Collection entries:
· · · · · · ·
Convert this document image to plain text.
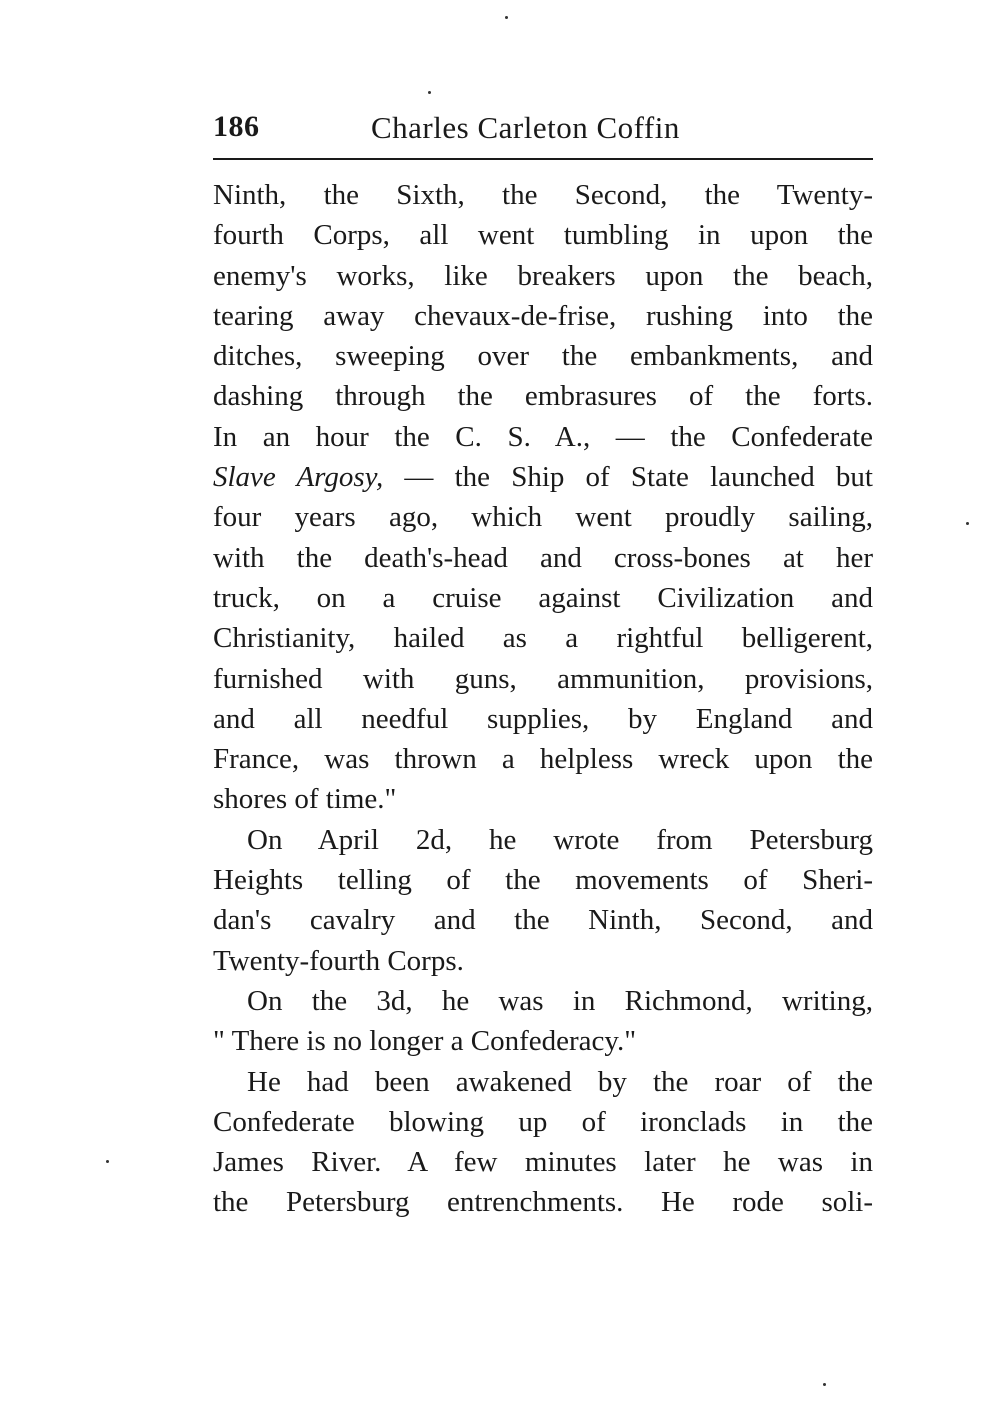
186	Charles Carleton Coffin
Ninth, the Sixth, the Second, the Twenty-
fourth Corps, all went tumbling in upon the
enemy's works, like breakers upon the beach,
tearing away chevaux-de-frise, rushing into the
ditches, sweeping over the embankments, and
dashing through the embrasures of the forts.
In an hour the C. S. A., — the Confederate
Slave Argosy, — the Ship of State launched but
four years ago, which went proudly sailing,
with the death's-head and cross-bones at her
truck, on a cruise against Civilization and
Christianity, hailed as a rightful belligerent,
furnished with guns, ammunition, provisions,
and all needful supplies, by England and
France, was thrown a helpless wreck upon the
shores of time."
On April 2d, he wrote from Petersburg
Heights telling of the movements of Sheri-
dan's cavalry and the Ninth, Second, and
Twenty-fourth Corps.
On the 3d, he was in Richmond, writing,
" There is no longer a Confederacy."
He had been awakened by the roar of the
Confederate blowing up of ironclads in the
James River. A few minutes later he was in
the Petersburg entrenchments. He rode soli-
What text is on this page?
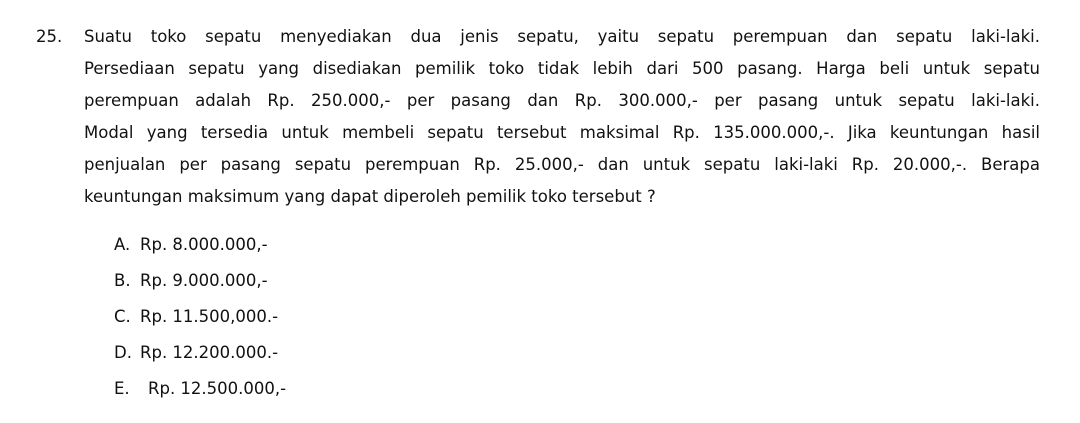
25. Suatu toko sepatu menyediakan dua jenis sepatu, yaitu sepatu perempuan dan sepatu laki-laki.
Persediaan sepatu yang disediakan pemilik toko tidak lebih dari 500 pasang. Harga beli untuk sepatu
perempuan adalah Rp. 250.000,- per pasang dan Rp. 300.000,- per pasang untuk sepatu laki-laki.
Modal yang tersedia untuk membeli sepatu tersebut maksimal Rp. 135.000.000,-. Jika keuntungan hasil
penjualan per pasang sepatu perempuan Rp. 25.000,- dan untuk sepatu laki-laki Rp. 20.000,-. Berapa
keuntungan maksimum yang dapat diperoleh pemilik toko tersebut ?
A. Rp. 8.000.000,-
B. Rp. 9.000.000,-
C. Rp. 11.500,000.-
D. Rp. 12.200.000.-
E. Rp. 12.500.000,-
· · · · · · ·
▶ **Given exercise**
Reproduce all of the entries word for word, skipping any pictures they hold.

▶ **Answer to the exercise**
Convert this document image to plain text.
186	Charles Carleton Coffin
Ninth, the Sixth, the Second, the Twenty-
fourth Corps, all went tumbling in upon the
enemy's works, like breakers upon the beach,
tearing away chevaux-de-frise, rushing into the
ditches, sweeping over the embankments, and
dashing through the embrasures of the forts.
In an hour the C. S. A., — the Confederate
Slave Argosy, — the Ship of State launched but
four years ago, which went proudly sailing,
with the death's-head and cross-bones at her
truck, on a cruise against Civilization and
Christianity, hailed as a rightful belligerent,
furnished with guns, ammunition, provisions,
and all needful supplies, by England and
France, was thrown a helpless wreck upon the
shores of time."
On April 2d, he wrote from Petersburg
Heights telling of the movements of Sheri-
dan's cavalry and the Ninth, Second, and
Twenty-fourth Corps.
On the 3d, he was in Richmond, writing,
" There is no longer a Confederacy."
He had been awakened by the roar of the
Confederate blowing up of ironclads in the
James River. A few minutes later he was in
the Petersburg entrenchments. He rode soli-
What text is on this page?
25. Suatu toko sepatu menyediakan dua jenis sepatu, yaitu sepatu perempuan dan sepatu laki-laki.
Persediaan sepatu yang disediakan pemilik toko tidak lebih dari 500 pasang. Harga beli untuk sepatu
perempuan adalah Rp. 250.000,- per pasang dan Rp. 300.000,- per pasang untuk sepatu laki-laki.
Modal yang tersedia untuk membeli sepatu tersebut maksimal Rp. 135.000.000,-. Jika keuntungan hasil
penjualan per pasang sepatu perempuan Rp. 25.000,- dan untuk sepatu laki-laki Rp. 20.000,-. Berapa
keuntungan maksimum yang dapat diperoleh pemilik toko tersebut ?
A. Rp. 8.000.000,-
B. Rp. 9.000.000,-
C. Rp. 11.500,000.-
D. Rp. 12.200.000.-
E. Rp. 12.500.000,-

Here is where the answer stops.